Keep only the lines where "ages" appears.

Dataset excerpt ::
______

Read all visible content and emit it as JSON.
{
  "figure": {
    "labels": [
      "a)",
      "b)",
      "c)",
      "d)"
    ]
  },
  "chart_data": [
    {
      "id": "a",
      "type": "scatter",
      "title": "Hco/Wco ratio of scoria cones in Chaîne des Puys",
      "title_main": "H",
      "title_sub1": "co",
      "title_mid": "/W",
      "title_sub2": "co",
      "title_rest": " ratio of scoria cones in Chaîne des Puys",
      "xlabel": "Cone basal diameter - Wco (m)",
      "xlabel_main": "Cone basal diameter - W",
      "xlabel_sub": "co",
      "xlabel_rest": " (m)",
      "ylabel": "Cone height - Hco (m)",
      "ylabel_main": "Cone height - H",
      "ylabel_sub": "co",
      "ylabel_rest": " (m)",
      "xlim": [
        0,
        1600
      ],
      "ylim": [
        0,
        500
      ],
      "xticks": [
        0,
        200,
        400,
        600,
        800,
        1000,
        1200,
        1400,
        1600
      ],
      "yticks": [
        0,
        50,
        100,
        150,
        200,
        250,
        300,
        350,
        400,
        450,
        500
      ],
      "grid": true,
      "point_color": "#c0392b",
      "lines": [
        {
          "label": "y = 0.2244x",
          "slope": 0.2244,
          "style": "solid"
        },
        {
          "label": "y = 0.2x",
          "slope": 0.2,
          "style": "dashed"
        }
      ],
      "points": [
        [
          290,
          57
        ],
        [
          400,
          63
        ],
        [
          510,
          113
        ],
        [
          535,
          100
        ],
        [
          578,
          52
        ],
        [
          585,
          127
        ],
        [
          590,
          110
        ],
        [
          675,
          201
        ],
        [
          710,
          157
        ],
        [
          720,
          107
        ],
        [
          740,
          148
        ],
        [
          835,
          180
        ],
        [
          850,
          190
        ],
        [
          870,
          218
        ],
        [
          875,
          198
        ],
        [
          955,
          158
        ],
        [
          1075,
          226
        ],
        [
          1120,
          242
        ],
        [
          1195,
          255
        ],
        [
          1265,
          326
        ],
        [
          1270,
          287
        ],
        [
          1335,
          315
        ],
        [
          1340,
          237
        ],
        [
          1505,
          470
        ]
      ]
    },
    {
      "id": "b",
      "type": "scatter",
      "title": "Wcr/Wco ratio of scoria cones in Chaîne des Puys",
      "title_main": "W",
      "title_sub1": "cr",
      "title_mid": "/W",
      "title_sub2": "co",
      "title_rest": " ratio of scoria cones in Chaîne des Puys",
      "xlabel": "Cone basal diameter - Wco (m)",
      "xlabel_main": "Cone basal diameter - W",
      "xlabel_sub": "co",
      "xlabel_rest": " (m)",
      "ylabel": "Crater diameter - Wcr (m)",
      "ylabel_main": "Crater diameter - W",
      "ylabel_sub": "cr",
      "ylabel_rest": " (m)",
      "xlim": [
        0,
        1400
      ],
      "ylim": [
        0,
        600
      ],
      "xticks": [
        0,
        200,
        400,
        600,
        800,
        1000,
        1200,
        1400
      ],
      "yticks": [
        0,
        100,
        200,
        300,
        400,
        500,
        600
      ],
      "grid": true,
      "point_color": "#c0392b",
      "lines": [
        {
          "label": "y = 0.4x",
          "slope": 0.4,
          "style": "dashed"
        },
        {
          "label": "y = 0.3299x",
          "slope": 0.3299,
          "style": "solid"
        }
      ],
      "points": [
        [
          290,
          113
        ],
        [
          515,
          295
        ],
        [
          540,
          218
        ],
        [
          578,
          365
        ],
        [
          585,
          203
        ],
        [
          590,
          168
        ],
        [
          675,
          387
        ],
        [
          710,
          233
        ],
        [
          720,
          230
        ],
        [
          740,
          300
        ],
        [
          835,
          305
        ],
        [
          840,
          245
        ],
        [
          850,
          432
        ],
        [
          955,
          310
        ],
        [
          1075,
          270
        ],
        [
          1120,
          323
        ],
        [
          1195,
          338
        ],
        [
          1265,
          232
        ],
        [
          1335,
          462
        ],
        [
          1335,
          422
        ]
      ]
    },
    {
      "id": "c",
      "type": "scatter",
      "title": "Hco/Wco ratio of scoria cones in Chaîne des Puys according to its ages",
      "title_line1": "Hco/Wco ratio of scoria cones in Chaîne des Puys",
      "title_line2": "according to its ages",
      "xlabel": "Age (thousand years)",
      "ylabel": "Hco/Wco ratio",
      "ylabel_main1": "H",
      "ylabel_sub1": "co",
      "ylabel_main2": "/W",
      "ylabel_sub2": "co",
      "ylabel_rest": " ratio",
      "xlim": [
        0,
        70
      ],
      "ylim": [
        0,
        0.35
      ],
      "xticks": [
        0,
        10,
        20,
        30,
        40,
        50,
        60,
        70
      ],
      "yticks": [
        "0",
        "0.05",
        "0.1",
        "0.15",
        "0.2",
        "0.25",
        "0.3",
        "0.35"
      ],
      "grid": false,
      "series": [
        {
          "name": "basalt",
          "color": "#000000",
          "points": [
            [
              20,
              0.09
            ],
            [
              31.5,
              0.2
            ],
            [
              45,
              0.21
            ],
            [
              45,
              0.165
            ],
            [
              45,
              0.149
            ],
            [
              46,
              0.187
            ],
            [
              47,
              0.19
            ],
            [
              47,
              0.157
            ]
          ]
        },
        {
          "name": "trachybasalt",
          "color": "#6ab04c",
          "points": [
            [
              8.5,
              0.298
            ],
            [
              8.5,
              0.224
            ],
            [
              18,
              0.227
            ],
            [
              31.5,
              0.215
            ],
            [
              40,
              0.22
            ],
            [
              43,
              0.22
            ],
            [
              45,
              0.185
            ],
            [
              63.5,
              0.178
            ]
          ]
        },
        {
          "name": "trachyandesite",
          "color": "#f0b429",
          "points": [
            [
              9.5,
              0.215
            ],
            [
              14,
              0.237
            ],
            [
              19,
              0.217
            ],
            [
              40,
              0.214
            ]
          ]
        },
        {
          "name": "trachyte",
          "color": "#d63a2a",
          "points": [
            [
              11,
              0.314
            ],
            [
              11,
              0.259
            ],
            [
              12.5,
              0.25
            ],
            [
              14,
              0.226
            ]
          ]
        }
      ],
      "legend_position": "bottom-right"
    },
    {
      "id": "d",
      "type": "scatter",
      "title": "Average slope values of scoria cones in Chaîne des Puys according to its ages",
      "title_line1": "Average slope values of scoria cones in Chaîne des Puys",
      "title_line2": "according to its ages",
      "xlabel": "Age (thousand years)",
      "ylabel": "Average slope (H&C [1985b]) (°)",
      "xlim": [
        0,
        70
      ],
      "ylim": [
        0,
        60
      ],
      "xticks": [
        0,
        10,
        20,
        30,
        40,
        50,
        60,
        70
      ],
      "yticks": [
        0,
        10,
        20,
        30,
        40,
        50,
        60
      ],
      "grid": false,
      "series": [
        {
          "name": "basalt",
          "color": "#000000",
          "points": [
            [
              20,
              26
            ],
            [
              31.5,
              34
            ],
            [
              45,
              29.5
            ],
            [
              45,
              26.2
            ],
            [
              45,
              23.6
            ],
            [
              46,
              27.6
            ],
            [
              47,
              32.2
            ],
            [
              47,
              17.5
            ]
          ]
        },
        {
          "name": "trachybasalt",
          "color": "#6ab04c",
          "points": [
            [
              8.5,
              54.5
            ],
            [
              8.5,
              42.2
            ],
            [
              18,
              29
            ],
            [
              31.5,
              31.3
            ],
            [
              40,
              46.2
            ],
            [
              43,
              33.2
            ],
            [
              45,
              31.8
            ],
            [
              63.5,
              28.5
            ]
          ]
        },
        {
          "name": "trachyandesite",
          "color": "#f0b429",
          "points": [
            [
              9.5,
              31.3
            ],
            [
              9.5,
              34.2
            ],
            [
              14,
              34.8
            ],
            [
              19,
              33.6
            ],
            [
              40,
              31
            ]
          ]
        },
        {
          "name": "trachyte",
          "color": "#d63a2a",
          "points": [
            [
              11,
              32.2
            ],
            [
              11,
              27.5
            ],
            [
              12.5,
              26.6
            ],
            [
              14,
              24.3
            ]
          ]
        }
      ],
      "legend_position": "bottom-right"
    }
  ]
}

______

Response to the exercise ::
      "title": "Hco/Wco ratio of scoria cones in Chaîne des Puys according to its ages",
      "title_line2": "according to its ages",
      "title": "Average slope values of scoria cones in Chaîne des Puys according to its ages",
      "title_line2": "according to its ages",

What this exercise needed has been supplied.